(Data items)
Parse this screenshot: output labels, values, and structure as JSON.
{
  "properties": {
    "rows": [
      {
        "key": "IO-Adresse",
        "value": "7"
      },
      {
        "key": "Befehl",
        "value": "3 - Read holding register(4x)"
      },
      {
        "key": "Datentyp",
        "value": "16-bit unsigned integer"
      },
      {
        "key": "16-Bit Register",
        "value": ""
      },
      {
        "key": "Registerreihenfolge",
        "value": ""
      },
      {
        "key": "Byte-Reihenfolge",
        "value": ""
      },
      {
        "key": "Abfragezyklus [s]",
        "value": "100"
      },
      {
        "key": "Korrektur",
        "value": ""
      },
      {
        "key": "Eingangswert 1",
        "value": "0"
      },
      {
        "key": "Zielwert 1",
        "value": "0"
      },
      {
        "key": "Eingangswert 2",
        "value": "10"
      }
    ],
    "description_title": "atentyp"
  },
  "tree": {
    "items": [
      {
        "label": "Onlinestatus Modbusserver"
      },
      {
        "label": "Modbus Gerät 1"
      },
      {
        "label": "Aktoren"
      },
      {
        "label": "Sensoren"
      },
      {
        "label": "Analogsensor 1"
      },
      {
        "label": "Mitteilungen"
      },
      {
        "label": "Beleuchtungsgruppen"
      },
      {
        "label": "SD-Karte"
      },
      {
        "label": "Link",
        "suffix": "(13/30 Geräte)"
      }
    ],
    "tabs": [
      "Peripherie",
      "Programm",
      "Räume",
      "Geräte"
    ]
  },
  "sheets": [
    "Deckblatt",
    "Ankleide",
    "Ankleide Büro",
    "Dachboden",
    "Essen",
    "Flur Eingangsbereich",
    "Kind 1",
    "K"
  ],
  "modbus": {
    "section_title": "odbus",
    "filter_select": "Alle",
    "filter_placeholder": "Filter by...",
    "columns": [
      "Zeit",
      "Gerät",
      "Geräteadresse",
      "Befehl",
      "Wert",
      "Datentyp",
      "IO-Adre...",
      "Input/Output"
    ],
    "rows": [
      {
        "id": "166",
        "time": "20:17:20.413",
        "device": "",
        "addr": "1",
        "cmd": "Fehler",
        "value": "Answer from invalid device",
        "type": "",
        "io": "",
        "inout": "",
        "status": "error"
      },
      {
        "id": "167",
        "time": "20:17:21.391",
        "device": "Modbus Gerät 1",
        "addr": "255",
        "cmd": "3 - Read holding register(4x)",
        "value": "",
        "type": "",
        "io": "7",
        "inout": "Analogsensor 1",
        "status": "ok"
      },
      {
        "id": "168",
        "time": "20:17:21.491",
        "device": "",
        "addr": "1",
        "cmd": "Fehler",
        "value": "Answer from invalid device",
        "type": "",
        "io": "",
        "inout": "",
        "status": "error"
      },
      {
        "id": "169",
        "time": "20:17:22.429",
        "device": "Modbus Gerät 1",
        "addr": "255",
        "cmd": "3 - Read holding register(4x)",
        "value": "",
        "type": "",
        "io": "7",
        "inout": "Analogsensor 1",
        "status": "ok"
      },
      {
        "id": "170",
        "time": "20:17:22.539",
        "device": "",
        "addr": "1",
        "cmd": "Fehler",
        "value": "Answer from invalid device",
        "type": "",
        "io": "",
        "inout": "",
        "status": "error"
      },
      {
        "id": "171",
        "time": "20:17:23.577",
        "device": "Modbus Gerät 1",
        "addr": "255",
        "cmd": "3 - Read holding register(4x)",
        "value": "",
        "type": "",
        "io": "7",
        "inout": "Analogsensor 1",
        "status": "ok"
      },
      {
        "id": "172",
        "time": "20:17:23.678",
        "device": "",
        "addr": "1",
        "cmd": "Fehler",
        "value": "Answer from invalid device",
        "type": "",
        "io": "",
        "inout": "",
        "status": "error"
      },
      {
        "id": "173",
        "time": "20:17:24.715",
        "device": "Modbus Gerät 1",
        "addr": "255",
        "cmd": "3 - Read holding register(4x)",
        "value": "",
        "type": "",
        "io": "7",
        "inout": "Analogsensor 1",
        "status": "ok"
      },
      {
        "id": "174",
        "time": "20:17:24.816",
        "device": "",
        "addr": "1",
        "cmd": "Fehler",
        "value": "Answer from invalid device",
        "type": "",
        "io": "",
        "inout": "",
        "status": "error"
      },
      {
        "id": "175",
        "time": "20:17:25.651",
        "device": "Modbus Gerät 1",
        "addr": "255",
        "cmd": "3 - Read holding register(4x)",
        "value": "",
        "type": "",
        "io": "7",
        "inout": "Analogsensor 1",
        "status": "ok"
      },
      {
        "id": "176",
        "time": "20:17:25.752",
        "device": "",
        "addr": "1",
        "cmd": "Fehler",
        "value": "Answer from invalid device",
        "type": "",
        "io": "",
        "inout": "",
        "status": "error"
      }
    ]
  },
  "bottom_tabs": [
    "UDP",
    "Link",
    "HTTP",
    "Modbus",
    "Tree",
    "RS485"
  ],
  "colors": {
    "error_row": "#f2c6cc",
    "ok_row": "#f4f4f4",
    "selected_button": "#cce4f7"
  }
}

REQUIREMENT
Show the data once more, exactly as it was written.

THE SOLUTION
Parse this screenshot: output labels, values, and structure as JSON.
{
  "properties": {
    "rows": [
      {
        "key": "IO-Adresse",
        "value": "7"
      },
      {
        "key": "Befehl",
        "value": "3 - Read holding register(4x)"
      },
      {
        "key": "Datentyp",
        "value": "16-bit unsigned integer"
      },
      {
        "key": "16-Bit Register",
        "value": ""
      },
      {
        "key": "Registerreihenfolge",
        "value": ""
      },
      {
        "key": "Byte-Reihenfolge",
        "value": ""
      },
      {
        "key": "Abfragezyklus [s]",
        "value": "100"
      },
      {
        "key": "Korrektur",
        "value": ""
      },
      {
        "key": "Eingangswert 1",
        "value": "0"
      },
      {
        "key": "Zielwert 1",
        "value": "0"
      },
      {
        "key": "Eingangswert 2",
        "value": "10"
      }
    ],
    "description_title": "atentyp"
  },
  "tree": {
    "items": [
      {
        "label": "Onlinestatus Modbusserver"
      },
      {
        "label": "Modbus Gerät 1"
      },
      {
        "label": "Aktoren"
      },
      {
        "label": "Sensoren"
      },
      {
        "label": "Analogsensor 1"
      },
      {
        "label": "Mitteilungen"
      },
      {
        "label": "Beleuchtungsgruppen"
      },
      {
        "label": "SD-Karte"
      },
      {
        "label": "Link",
        "suffix": "(13/30 Geräte)"
      }
    ],
    "tabs": [
      "Peripherie",
      "Programm",
      "Räume",
      "Geräte"
    ]
  },
  "sheets": [
    "Deckblatt",
    "Ankleide",
    "Ankleide Büro",
    "Dachboden",
    "Essen",
    "Flur Eingangsbereich",
    "Kind 1",
    "K"
  ],
  "modbus": {
    "section_title": "odbus",
    "filter_select": "Alle",
    "filter_placeholder": "Filter by...",
    "columns": [
      "Zeit",
      "Gerät",
      "Geräteadresse",
      "Befehl",
      "Wert",
      "Datentyp",
      "IO-Adre...",
      "Input/Output"
    ],
    "rows": [
      {
        "id": "166",
        "time": "20:17:20.413",
        "device": "",
        "addr": "1",
        "cmd": "Fehler",
        "value": "Answer from invalid device",
        "type": "",
        "io": "",
        "inout": "",
        "status": "error"
      },
      {
        "id": "167",
        "time": "20:17:21.391",
        "device": "Modbus Gerät 1",
        "addr": "255",
        "cmd": "3 - Read holding register(4x)",
        "value": "",
        "type": "",
        "io": "7",
        "inout": "Analogsensor 1",
        "status": "ok"
      },
      {
        "id": "168",
        "time": "20:17:21.491",
        "device": "",
        "addr": "1",
        "cmd": "Fehler",
        "value": "Answer from invalid device",
        "type": "",
        "io": "",
        "inout": "",
        "status": "error"
      },
      {
        "id": "169",
        "time": "20:17:22.429",
        "device": "Modbus Gerät 1",
        "addr": "255",
        "cmd": "3 - Read holding register(4x)",
        "value": "",
        "type": "",
        "io": "7",
        "inout": "Analogsensor 1",
        "status": "ok"
      },
      {
        "id": "170",
        "time": "20:17:22.539",
        "device": "",
        "addr": "1",
        "cmd": "Fehler",
        "value": "Answer from invalid device",
        "type": "",
        "io": "",
        "inout": "",
        "status": "error"
      },
      {
        "id": "171",
        "time": "20:17:23.577",
        "device": "Modbus Gerät 1",
        "addr": "255",
        "cmd": "3 - Read holding register(4x)",
        "value": "",
        "type": "",
        "io": "7",
        "inout": "Analogsensor 1",
        "status": "ok"
      },
      {
        "id": "172",
        "time": "20:17:23.678",
        "device": "",
        "addr": "1",
        "cmd": "Fehler",
        "value": "Answer from invalid device",
        "type": "",
        "io": "",
        "inout": "",
        "status": "error"
      },
      {
        "id": "173",
        "time": "20:17:24.715",
        "device": "Modbus Gerät 1",
        "addr": "255",
        "cmd": "3 - Read holding register(4x)",
        "value": "",
        "type": "",
        "io": "7",
        "inout": "Analogsensor 1",
        "status": "ok"
      },
      {
        "id": "174",
        "time": "20:17:24.816",
        "device": "",
        "addr": "1",
        "cmd": "Fehler",
        "value": "Answer from invalid device",
        "type": "",
        "io": "",
        "inout": "",
        "status": "error"
      },
      {
        "id": "175",
        "time": "20:17:25.651",
        "device": "Modbus Gerät 1",
        "addr": "255",
        "cmd": "3 - Read holding register(4x)",
        "value": "",
        "type": "",
        "io": "7",
        "inout": "Analogsensor 1",
        "status": "ok"
      },
      {
        "id": "176",
        "time": "20:17:25.752",
        "device": "",
        "addr": "1",
        "cmd": "Fehler",
        "value": "Answer from invalid device",
        "type": "",
        "io": "",
        "inout": "",
        "status": "error"
      }
    ]
  },
  "bottom_tabs": [
    "UDP",
    "Link",
    "HTTP",
    "Modbus",
    "Tree",
    "RS485"
  ],
  "colors": {
    "error_row": "#f2c6cc",
    "ok_row": "#f4f4f4",
    "selected_button": "#cce4f7"
  }
}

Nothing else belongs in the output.